ROCKET TELESCOPE GETS CLOSEST LOOK AT THE SUN

Scientists got their closest-ever ultraviolet look at the Sun from
space, thanks to a telescope and camera launched aboard a sounding
rocket. The images revealed an unexpectedly high level of activity in
a lower layer of the Sun's atmosphere (chromosphere). The pictures
will help researchers answer one of their most burning questions
about how the Sun works: how its outer atmosphere (corona) heats up
to over one million degrees Celsius (1.8 million Fahrenheit), 100
times hotter than the chromosphere. 

A team of Naval Research Laboratory (NRL) scientists used the Very
high Angular resolution ULtraviolet Telescope (VAULT) to take
pictures of ultraviolet (UV) light (1216 =C5) emitted from the upper
chromosphere. Resolving areas as small as 240 kilometers (150 miles
or 0.3 arcseconds) on each side, the June 14, 2002, flight captured
images about three times better than the previous-best pictures from
space. A few ground-based telescopes can observe the Sun in
150-kilometer (93-mile) increments, but only at visible wavelengths
of light. UV and X-ray wavelength observations most directly matter
to solar weather.

* **SOURCE DATA**:
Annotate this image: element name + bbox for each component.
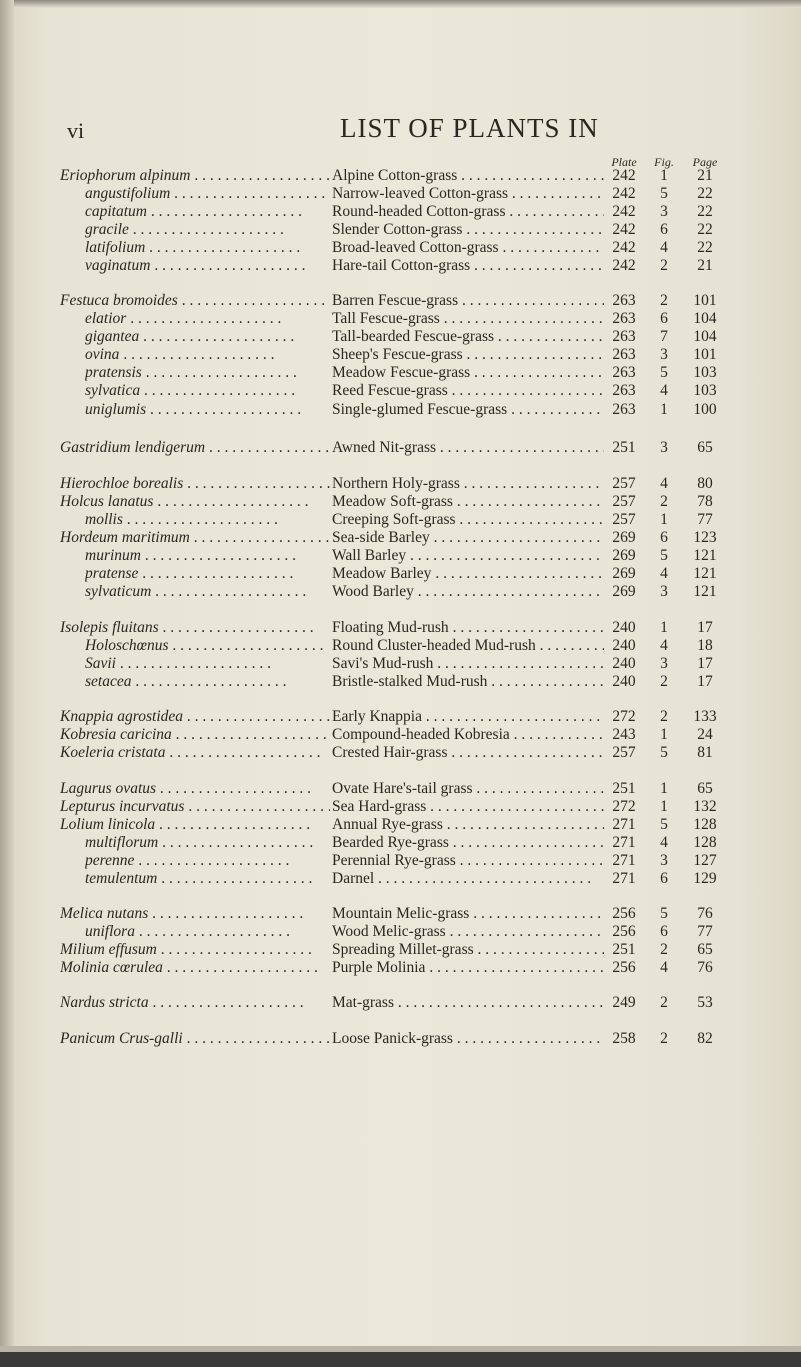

* **CHALLENGE**:
Repeat word for word the part of the rocket telescope passage starting at "A team of Naval" and ending at "to solar weather.". The material has no connection to the passage about the rocket telescope.

* **THE OUTPUT**:
A team of Naval Research Laboratory (NRL) scientists used the Very
high Angular resolution ULtraviolet Telescope (VAULT) to take
pictures of ultraviolet (UV) light (1216 =C5) emitted from the upper
chromosphere. Resolving areas as small as 240 kilometers (150 miles
or 0.3 arcseconds) on each side, the June 14, 2002, flight captured
images about three times better than the previous-best pictures from
space. A few ground-based telescopes can observe the Sun in
150-kilometer (93-mile) increments, but only at visible wavelengths
of light. UV and X-ray wavelength observations most directly matter
to solar weather.